▶ _REALIZA LO SIGUIENTE_:
(A) Traduce al inglés esta oración del texto sobre las funciones del lenguaje: «En principio están diseñados para Primero de bachillerato pero pueden ser utilizados en función del nivel del alumnado».
(B) Reanuda el texto sobre las funciones del lenguaje a partir de su último verso.

▶ _TEXTO_:
Comunicación y funciones del lenguaje. Ejercicios

Estos ejercicios se corresponden con este documento teórico. En principio están diseñados para Primero de bachillerato pero pueden ser utilizados en función del nivel del alumnado.

Actividades sobre comunicación y funciones del lenguaje.

1– Repartid por grupos las funciones de la comunicación y poned ejemplos de comunicación en los que predominen las distintas funciones.

2– Determina los elementos de la comunicación que aparecen en los siguientes textos:

3– Busca las funciones del lenguaje de cada uno de estos textos. Recuerda que debes decir el nombre de la función del lenguaje que observas, así como el procedimiento lingüístico que se utiliza en cada caso. Puedes encontrar más de una función en los textos.

 

 Aquí me pongo a contar
motivos de un sentimiento
que no se puede explicar.
Y eso que no doy el tipo
del hincha que rompe piernas
por defender a su quipo.

Para entender lo que pasa
hay que haber llorado dentro
del Calderón, que es mi casa.

o del Metropolitano,
donde lloraba mi abuelo
con mi papá de la mano.

▶ _LÍNEAS DE DATOS_:
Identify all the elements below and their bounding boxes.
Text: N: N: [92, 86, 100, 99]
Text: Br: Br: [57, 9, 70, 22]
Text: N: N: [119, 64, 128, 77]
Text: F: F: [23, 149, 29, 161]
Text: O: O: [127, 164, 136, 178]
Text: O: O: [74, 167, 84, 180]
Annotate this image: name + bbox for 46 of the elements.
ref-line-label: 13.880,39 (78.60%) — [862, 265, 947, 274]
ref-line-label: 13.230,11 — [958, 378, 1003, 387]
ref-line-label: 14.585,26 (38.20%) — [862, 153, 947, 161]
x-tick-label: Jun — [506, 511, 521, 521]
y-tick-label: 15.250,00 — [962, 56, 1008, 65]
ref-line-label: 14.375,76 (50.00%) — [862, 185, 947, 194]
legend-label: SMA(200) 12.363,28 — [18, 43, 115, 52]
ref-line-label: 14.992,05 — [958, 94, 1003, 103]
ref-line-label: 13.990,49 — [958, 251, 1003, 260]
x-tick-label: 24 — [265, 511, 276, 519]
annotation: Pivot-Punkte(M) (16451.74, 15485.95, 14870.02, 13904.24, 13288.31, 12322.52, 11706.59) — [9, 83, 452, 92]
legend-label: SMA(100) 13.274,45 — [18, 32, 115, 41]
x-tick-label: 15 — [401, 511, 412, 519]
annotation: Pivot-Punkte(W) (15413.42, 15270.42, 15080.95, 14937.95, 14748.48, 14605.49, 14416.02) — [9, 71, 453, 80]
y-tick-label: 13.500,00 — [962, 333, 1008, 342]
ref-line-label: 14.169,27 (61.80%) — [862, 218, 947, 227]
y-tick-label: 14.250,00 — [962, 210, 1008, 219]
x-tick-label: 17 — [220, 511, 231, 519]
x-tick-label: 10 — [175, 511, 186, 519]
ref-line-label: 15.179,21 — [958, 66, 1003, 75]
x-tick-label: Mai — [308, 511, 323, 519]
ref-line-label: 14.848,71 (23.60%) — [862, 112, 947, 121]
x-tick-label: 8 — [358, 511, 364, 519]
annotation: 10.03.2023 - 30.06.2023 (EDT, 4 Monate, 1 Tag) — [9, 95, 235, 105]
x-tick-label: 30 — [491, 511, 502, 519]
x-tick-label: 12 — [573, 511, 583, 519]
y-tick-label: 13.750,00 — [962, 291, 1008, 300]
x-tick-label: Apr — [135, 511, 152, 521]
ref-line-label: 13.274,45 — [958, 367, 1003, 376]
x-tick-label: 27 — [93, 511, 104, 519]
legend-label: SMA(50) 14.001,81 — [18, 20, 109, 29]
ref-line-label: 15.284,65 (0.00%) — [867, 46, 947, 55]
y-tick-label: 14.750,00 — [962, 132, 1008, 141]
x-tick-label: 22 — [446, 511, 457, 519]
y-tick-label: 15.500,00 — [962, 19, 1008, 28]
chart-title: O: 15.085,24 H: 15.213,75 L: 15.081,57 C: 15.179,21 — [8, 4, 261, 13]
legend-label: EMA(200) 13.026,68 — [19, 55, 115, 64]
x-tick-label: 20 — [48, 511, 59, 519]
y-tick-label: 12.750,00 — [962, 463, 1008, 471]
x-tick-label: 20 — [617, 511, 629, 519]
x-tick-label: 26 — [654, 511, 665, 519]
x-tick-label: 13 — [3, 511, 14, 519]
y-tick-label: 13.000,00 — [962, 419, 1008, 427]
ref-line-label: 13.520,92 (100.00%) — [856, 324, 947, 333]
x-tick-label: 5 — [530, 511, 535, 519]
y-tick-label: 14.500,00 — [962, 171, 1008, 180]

▶ _SOLUCIONES_:
(A) In principle, they are designed for the first year of bachillerato, but they can be used depending on the level of the students.

(B)
Qué manera de aguantar,
qué manera de crecer,
qué manera de sentir,
qué manera de soñar,
qué manera de aprender,
qué manera de sufrir,
qué manera de palmar,
qué manera de vencer,
qué manera de vivir,

Joaquín Sabina

 

 

—¡Estamos apañados con el elefante ese! ¿Pues no dice que se queda en casa?

—¡No te pongas así! ¡Ya lo resolveremos! Además, ¿no dijiste que te gustaría ir de compras? Pues ¡cambio de planes!

—Vamos a esa tienda que han abierto en la esquina de mi casa. La ropa que tienen es de un diseño espectacular.

—¡Qué redicha eres! ¡Espec­ta­cu­lar! ¿Qué significa para ti?

—Espectacular: precioso

 

Una estrella misteriosa

Aunque llevamos siglos es­tu­dian­do el sol, algunos aspectos de su comportamiento aún traen de cabeza a los expertos. Es­tos son los principales enig­mas que rodean al astro rey.

Ángela Posada –Swafford

 

La pedagogía según Mairena

—Señor Gozálvez.

—Presente.

—Respóndame sin titubear: ¿Se puede comer judías con tomate?

—¡Claro que sí!

—¿Y tomate con judías?

—También.

—¿Y judíos con tomates?

—Eso … no estaría bien.

—¡Claro! Sería un caso de antropofagia. Pero siempre se podrá comer tomate con judíos ¿no es cierto?

—Eso…

—Reflexione un momento.

—Eso, no.

El chico no ha comprendido la pre­gunta.

—Que me traigan una cabeza de burro para este niño.